* [Work to be completed]: Look for the word "Power" in each line and report the count of matching lines, with nothing added.

* [Records for this task]:
begin

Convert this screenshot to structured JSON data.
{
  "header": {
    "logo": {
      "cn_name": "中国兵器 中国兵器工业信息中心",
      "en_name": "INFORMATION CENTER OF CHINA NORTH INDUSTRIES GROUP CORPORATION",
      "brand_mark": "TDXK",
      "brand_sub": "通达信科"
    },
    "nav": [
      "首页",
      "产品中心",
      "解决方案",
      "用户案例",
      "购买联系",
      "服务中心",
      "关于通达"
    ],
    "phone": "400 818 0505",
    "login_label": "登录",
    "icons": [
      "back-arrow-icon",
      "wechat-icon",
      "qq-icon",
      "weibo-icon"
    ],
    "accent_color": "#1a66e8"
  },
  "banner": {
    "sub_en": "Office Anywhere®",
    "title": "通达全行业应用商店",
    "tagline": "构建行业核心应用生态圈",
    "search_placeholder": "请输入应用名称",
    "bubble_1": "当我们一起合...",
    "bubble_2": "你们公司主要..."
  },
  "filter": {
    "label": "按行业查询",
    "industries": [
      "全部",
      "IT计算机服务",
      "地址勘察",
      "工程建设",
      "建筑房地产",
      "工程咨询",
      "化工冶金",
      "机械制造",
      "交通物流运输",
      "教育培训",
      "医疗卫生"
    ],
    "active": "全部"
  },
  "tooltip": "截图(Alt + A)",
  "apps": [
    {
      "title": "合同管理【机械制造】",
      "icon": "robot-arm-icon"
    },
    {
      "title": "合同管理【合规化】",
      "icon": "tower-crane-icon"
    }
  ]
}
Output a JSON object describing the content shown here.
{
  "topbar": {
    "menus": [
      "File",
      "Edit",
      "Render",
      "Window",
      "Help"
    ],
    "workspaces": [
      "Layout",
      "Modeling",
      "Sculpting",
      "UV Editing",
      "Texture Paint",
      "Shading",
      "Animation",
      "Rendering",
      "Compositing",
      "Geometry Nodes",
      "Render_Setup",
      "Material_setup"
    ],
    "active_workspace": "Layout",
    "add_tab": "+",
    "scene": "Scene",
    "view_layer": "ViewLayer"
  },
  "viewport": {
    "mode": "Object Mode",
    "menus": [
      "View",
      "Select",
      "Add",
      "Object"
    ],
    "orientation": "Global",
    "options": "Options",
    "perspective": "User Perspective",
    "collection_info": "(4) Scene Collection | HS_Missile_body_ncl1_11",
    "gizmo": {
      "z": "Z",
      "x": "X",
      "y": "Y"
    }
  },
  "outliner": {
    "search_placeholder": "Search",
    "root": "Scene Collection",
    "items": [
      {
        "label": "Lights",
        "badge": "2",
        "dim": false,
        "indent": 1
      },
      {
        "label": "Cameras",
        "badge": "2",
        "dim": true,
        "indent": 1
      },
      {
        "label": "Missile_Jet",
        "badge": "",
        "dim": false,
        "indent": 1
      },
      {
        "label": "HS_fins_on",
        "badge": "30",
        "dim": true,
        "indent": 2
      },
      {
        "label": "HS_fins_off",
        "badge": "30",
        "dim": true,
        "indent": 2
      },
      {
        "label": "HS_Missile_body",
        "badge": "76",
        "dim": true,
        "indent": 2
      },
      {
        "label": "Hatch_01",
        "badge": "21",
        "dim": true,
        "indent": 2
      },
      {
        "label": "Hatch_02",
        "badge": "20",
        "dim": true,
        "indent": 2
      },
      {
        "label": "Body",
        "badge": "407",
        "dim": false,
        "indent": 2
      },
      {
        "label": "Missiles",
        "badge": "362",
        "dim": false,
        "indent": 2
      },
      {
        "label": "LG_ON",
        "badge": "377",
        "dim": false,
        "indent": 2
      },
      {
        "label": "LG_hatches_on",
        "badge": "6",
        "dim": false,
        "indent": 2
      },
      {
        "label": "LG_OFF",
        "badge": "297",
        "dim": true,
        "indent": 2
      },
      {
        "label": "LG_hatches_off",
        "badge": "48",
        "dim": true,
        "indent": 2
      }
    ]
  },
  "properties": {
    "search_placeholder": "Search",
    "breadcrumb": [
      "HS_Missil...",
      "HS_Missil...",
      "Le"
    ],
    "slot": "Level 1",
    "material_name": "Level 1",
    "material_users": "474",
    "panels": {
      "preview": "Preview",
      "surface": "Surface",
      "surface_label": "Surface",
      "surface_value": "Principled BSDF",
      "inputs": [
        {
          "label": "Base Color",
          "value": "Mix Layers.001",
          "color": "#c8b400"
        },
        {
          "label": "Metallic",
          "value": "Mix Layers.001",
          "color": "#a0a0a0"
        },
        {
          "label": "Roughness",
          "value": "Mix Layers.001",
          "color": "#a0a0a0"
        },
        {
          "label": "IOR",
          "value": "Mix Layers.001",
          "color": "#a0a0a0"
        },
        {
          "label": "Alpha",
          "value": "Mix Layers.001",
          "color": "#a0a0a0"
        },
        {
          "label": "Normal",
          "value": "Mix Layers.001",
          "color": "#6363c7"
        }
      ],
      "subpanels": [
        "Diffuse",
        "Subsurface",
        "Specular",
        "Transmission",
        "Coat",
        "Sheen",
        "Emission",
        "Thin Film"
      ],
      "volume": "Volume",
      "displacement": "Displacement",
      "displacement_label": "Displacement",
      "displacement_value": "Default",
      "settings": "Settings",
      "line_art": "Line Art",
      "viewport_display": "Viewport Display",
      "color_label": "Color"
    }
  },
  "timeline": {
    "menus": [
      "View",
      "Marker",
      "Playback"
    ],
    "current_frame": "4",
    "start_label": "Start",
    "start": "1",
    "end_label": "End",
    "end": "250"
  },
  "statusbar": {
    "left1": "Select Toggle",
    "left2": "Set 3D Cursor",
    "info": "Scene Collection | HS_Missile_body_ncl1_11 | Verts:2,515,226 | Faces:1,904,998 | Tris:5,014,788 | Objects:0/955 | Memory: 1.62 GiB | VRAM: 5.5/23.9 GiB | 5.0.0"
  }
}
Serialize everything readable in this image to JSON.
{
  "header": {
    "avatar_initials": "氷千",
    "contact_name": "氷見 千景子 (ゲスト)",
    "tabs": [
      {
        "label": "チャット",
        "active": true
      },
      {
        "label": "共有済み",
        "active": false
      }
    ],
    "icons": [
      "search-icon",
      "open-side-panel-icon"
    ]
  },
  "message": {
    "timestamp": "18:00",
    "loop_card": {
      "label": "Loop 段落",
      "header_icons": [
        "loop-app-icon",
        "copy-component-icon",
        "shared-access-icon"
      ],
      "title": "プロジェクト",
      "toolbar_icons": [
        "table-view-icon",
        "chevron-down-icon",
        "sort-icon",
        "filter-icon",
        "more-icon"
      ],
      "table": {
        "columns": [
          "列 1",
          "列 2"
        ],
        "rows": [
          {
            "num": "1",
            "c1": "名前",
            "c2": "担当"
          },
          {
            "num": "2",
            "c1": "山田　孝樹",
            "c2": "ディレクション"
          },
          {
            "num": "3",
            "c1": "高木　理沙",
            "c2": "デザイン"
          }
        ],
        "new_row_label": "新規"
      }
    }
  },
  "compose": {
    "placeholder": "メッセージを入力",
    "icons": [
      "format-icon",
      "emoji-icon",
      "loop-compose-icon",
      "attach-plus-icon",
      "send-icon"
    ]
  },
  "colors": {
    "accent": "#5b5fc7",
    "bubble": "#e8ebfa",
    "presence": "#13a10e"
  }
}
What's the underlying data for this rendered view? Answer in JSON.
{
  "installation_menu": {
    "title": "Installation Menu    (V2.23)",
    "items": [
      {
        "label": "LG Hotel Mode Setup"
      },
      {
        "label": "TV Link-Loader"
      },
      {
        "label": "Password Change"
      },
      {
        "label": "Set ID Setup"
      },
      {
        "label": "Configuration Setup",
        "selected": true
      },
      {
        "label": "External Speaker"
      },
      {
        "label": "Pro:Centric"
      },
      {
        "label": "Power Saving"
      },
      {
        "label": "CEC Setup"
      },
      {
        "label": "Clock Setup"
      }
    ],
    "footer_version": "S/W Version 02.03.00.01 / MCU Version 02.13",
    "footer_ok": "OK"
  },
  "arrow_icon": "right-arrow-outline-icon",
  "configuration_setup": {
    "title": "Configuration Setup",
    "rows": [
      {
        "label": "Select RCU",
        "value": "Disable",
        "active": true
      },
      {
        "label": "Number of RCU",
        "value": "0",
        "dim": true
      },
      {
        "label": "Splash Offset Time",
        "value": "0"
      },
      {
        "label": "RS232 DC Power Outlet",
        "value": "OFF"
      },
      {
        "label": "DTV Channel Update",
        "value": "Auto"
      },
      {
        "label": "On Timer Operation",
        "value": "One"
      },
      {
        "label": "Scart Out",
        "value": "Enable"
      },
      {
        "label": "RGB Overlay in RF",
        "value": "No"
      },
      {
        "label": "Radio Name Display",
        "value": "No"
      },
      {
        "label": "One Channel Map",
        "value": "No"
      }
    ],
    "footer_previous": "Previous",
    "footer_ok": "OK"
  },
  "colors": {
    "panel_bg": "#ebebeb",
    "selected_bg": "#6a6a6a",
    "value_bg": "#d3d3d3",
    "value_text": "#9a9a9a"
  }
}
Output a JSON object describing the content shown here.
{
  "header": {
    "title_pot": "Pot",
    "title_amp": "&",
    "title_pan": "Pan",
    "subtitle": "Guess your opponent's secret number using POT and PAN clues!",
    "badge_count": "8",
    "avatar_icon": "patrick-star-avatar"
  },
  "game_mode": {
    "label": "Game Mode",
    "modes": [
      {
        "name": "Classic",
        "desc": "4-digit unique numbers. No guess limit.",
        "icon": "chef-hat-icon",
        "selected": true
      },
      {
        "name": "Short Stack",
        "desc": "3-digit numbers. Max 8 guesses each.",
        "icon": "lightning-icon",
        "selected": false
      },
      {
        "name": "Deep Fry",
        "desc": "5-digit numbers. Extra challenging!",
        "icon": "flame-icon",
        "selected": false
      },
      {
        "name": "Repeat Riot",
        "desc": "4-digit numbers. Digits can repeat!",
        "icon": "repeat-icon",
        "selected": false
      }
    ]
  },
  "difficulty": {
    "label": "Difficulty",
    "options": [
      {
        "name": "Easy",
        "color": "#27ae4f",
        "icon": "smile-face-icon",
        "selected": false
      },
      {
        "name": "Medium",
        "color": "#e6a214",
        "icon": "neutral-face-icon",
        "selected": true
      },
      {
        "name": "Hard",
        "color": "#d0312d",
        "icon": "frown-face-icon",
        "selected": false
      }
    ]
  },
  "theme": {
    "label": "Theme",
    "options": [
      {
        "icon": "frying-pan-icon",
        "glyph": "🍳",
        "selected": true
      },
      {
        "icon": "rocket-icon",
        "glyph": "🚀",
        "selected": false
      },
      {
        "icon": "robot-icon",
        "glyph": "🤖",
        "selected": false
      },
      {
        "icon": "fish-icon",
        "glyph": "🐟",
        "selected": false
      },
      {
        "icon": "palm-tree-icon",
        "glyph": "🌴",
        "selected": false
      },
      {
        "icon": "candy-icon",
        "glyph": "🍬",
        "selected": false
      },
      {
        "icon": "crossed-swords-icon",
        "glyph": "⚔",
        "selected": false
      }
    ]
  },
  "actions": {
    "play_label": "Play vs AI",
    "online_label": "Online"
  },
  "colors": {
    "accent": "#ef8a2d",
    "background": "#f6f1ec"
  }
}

end

* [Full solution]: 2